◆ Records to process
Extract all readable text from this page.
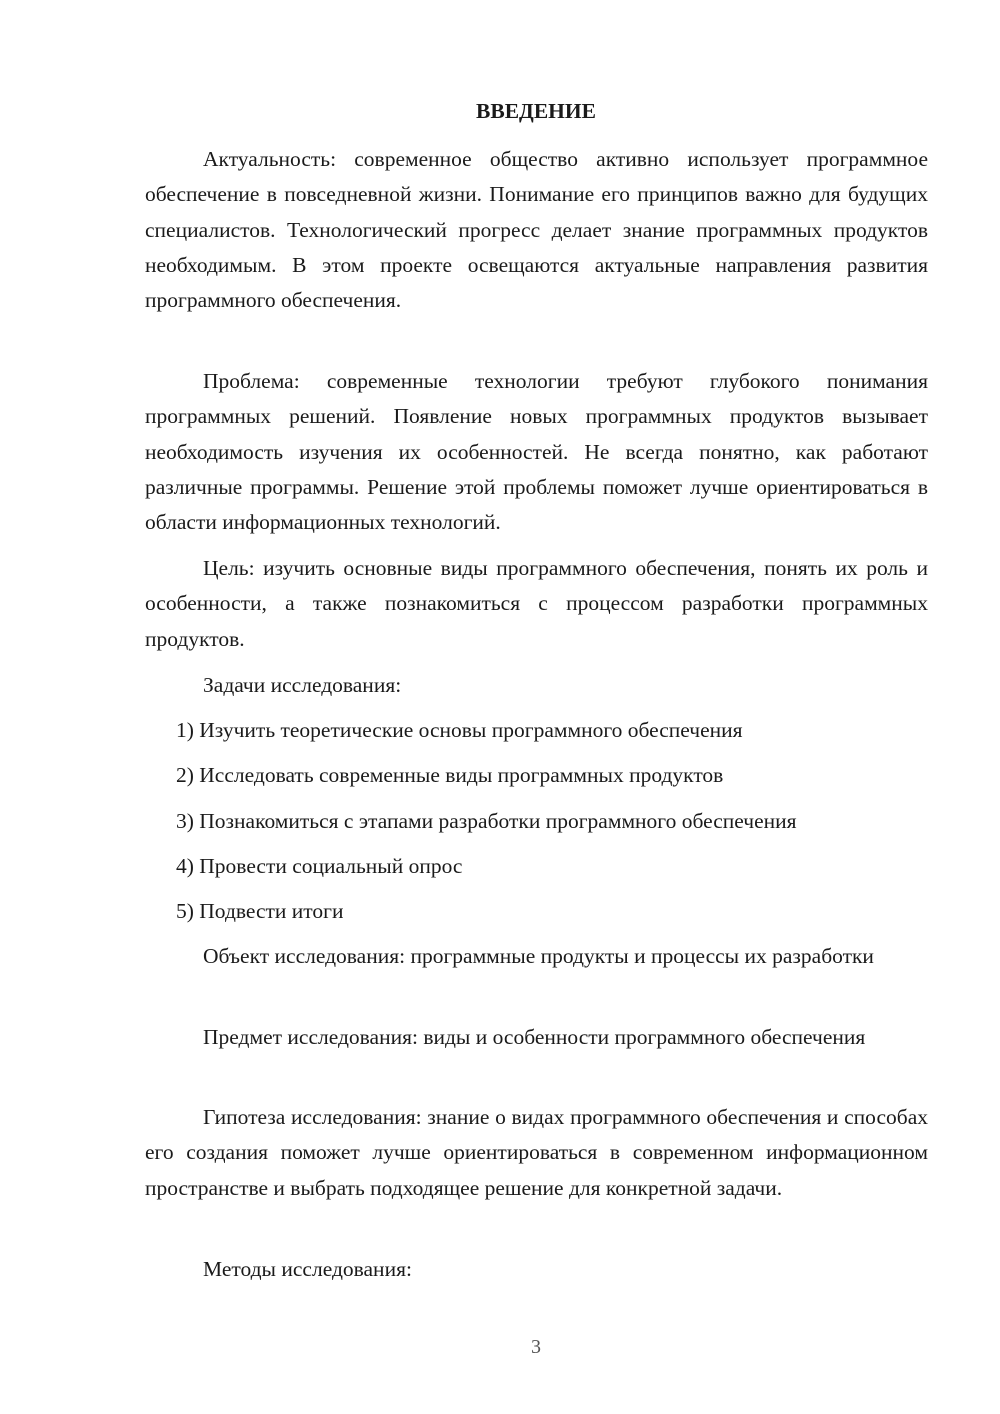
ВВЕДЕНИЕ

Актуальность: современное общество активно использует программное обеспечение в повседневной жизни. Понимание его принципов важно для будущих специалистов. Технологический прогресс делает знание программных продуктов необходимым. В этом проекте освещаются актуальные направления развития программного обеспечения.

Проблема: современные технологии требуют глубокого понимания программных решений. Появление новых программных продуктов вызывает необходимость изучения их особенностей. Не всегда понятно, как работают различные программы. Решение этой проблемы поможет лучше ориентироваться в области информационных технологий.

Цель: изучить основные виды программного обеспечения, понять их роль и особенности, а также познакомиться с процессом разработки программных продуктов.

Задачи исследования:
1) Изучить теоретические основы программного обеспечения
2) Исследовать современные виды программных продуктов
3) Познакомиться с этапами разработки программного обеспечения
4) Провести социальный опрос
5) Подвести итоги

Объект исследования: программные продукты и процессы их разработки

Предмет исследования: виды и особенности программного обеспечения

Гипотеза исследования: знание о видах программного обеспечения и способах его создания поможет лучше ориентироваться в современном информационном пространстве и выбрать подходящее решение для конкретной задачи.

Методы исследования:
3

◆ Stated problem
Determine how many lines of the listing above include the word "виды", and report that number only.

◆ Answer to the task
3